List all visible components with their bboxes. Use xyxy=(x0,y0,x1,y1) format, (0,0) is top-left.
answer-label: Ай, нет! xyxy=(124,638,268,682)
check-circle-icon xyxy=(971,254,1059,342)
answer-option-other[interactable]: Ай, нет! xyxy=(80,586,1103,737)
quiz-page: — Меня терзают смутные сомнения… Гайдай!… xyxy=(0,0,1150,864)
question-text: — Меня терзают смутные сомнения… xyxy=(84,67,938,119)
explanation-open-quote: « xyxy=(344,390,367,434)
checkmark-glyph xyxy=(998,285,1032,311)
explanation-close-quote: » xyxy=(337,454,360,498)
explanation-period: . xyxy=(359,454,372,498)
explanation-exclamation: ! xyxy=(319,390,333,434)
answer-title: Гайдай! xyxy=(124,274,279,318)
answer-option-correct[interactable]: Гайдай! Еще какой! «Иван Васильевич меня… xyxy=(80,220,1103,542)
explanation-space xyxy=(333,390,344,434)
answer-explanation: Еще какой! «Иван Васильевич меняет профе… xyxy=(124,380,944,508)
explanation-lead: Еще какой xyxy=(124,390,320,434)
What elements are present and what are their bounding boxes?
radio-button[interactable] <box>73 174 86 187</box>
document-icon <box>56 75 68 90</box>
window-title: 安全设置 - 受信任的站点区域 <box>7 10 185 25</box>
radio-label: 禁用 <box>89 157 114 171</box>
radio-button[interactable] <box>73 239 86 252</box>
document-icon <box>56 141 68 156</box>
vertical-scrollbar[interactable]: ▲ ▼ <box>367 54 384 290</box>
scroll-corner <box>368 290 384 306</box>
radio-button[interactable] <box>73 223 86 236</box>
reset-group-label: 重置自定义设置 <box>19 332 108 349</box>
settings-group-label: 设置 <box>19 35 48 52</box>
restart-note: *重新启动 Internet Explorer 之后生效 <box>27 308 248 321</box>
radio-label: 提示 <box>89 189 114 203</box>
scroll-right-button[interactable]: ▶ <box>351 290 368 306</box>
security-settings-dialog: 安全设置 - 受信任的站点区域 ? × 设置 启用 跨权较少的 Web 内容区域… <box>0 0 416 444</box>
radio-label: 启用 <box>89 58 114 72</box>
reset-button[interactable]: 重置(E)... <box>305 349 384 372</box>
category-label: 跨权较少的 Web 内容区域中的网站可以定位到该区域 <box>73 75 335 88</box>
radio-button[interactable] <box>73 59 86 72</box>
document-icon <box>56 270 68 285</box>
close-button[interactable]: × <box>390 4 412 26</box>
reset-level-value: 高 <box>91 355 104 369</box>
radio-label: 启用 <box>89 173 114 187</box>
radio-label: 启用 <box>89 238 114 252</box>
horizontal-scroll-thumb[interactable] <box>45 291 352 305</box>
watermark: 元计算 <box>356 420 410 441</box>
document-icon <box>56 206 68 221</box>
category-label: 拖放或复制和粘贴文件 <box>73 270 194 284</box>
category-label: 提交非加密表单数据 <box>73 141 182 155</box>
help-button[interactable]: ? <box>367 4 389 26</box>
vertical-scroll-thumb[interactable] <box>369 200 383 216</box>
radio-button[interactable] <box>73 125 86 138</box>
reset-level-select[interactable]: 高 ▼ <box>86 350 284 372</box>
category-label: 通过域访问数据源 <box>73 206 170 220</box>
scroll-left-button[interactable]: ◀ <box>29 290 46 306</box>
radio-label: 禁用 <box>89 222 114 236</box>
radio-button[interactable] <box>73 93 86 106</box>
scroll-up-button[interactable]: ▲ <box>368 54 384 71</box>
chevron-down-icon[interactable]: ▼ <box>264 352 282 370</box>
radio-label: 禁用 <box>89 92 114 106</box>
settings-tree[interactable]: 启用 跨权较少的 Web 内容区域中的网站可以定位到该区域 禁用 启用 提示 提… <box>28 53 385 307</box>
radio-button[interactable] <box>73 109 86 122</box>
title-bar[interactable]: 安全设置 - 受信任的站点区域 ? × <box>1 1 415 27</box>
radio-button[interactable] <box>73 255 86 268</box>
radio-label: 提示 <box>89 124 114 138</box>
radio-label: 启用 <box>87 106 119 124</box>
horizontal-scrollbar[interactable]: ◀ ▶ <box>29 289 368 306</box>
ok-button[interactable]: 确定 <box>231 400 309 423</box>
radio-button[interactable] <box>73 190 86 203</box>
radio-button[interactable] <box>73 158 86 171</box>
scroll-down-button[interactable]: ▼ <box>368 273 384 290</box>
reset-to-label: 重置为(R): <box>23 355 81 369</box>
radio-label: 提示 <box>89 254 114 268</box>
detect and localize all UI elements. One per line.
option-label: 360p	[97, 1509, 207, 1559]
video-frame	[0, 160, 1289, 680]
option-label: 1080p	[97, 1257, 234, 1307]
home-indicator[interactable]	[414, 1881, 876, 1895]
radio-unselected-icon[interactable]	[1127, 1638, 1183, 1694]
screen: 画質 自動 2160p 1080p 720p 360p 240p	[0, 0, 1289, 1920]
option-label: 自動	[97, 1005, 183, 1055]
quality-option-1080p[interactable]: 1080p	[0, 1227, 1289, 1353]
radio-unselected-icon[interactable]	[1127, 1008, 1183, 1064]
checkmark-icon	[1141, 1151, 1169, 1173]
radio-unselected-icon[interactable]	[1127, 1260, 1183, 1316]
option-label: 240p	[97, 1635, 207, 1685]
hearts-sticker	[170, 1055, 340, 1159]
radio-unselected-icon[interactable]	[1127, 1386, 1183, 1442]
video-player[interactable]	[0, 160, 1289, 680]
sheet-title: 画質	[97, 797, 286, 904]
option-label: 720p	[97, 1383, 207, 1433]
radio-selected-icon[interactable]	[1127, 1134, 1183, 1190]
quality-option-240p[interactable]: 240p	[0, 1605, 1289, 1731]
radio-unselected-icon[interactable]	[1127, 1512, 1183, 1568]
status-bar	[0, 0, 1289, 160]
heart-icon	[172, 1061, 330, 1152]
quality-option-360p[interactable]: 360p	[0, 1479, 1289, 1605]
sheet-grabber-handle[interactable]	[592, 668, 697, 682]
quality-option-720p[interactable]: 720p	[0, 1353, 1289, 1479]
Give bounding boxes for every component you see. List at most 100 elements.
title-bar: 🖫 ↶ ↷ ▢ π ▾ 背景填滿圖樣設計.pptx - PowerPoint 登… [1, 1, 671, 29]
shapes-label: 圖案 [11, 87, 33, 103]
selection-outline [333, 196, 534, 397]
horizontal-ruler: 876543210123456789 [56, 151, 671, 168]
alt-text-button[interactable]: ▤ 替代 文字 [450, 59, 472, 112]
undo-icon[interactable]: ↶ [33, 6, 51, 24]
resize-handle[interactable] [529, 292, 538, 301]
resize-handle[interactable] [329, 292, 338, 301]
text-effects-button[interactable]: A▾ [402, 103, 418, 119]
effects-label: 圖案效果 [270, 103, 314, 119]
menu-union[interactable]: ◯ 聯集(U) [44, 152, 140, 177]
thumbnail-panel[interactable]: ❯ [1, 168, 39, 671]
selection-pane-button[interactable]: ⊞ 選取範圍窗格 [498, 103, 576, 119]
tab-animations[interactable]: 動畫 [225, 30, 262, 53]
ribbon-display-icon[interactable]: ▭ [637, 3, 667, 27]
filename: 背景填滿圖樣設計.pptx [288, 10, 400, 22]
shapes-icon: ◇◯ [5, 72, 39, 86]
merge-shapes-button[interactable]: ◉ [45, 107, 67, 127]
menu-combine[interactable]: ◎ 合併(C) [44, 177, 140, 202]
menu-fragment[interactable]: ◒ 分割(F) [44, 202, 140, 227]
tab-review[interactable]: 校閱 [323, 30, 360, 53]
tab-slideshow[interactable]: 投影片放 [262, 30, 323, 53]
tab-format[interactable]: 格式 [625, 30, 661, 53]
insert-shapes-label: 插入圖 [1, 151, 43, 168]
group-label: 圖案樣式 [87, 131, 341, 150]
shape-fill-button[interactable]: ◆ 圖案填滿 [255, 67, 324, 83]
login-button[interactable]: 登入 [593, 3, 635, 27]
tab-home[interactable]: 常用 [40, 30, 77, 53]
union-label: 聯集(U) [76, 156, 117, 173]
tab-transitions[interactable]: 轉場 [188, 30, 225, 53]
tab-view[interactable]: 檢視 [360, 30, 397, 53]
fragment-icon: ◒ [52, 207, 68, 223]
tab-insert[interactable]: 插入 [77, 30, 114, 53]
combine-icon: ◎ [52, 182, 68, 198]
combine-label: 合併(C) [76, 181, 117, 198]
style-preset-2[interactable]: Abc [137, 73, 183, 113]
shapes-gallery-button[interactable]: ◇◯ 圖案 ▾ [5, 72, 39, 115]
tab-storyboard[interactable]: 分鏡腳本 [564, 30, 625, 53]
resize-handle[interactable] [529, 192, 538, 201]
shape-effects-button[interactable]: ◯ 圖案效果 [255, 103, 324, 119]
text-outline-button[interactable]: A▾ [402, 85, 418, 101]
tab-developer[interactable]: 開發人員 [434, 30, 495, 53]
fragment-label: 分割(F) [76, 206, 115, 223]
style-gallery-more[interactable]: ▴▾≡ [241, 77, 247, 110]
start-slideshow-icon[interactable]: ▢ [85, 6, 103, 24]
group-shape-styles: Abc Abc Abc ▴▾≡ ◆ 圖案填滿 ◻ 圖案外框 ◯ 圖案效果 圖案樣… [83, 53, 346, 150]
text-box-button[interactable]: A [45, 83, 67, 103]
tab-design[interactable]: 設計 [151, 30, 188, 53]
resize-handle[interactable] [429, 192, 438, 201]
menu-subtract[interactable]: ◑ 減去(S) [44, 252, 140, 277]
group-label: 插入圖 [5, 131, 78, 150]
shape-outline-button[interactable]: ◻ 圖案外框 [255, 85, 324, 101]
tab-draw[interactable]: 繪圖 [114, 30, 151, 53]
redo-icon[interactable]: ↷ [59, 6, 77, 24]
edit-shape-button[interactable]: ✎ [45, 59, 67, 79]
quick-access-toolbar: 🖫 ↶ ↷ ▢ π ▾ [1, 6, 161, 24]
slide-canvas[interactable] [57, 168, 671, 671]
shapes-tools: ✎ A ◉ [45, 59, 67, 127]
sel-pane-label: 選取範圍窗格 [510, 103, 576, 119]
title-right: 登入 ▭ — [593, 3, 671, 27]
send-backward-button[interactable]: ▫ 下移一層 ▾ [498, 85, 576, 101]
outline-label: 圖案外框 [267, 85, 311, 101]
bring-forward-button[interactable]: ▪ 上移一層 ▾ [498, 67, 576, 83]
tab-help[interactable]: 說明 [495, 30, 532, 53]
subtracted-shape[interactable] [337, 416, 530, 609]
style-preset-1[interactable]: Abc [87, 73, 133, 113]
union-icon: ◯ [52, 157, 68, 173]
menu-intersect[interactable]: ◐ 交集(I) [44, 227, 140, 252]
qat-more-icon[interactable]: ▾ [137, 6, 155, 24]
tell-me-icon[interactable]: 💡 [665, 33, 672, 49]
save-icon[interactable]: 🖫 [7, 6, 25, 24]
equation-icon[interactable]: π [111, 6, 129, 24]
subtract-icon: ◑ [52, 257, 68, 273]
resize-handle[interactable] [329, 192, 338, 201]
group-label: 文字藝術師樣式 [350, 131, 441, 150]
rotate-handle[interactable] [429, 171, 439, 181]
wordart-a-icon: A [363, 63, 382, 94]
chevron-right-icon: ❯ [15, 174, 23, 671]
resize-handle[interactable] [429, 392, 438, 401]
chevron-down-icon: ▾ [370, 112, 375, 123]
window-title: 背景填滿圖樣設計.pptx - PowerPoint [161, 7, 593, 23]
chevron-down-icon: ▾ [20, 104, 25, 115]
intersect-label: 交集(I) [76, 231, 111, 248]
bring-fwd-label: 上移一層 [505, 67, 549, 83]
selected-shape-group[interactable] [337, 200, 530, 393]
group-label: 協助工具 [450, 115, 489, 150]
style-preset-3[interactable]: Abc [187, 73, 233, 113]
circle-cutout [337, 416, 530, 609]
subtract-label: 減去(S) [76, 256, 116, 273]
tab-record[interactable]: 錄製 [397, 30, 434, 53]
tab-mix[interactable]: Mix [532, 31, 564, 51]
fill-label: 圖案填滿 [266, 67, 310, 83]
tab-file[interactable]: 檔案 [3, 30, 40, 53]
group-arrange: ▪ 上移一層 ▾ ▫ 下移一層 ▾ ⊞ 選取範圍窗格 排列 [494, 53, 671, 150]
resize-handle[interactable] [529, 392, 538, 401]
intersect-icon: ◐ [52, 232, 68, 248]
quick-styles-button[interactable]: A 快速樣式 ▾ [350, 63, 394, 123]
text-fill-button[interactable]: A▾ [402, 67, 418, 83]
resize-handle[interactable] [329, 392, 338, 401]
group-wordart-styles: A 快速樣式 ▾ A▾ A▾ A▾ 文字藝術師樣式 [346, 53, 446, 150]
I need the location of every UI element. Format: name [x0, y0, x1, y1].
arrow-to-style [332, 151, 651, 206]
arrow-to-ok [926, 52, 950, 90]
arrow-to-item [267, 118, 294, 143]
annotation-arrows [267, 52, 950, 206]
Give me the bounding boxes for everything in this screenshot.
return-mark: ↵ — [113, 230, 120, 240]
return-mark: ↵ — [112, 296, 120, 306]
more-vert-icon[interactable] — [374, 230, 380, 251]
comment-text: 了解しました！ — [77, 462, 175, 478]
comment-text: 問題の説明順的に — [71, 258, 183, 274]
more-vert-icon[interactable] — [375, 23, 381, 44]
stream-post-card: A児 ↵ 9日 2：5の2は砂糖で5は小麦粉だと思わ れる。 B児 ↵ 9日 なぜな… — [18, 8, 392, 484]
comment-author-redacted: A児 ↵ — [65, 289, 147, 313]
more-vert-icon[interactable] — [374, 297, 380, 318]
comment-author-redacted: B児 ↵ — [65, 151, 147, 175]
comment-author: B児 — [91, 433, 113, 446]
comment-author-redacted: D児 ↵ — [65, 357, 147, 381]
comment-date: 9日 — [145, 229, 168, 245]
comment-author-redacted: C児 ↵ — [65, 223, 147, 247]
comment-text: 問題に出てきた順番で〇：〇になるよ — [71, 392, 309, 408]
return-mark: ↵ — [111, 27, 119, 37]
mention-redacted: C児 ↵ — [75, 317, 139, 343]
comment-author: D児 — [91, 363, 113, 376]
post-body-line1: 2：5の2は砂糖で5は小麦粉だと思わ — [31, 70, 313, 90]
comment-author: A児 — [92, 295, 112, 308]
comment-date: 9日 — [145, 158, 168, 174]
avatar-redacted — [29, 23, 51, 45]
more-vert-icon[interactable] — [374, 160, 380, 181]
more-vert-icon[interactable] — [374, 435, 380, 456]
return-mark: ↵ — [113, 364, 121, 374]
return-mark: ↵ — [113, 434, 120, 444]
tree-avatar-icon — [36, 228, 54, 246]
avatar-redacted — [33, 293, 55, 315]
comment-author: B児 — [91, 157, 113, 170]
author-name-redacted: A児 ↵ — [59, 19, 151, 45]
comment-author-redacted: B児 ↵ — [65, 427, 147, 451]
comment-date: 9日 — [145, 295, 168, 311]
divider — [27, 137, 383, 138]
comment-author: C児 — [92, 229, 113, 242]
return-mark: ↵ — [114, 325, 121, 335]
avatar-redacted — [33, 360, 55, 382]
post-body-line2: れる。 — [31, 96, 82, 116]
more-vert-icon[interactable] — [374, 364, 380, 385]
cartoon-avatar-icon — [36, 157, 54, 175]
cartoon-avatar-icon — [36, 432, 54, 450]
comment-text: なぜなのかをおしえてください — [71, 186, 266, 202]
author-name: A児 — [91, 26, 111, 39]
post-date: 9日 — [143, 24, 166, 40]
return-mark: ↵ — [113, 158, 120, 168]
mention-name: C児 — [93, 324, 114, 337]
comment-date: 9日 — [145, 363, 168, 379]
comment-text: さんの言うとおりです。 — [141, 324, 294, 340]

[Exercise directions]
Copy out the rows word for word, from the first one down to the line containing "explanation-space xyxy=(333,390,344,434)".

[Task solution]
List all visible components with their bboxes. Use xyxy=(x0,y0,x1,y1) format, (0,0) is top-left.
answer-label: Ай, нет! xyxy=(124,638,268,682)
check-circle-icon xyxy=(971,254,1059,342)
answer-option-other[interactable]: Ай, нет! xyxy=(80,586,1103,737)
quiz-page: — Меня терзают смутные сомнения… Гайдай!… xyxy=(0,0,1150,864)
question-text: — Меня терзают смутные сомнения… xyxy=(84,67,938,119)
explanation-open-quote: « xyxy=(344,390,367,434)
checkmark-glyph xyxy=(998,285,1032,311)
explanation-close-quote: » xyxy=(337,454,360,498)
explanation-period: . xyxy=(359,454,372,498)
explanation-exclamation: ! xyxy=(319,390,333,434)
answer-title: Гайдай! xyxy=(124,274,279,318)
answer-option-correct[interactable]: Гайдай! Еще какой! «Иван Васильевич меня… xyxy=(80,220,1103,542)
explanation-space xyxy=(333,390,344,434)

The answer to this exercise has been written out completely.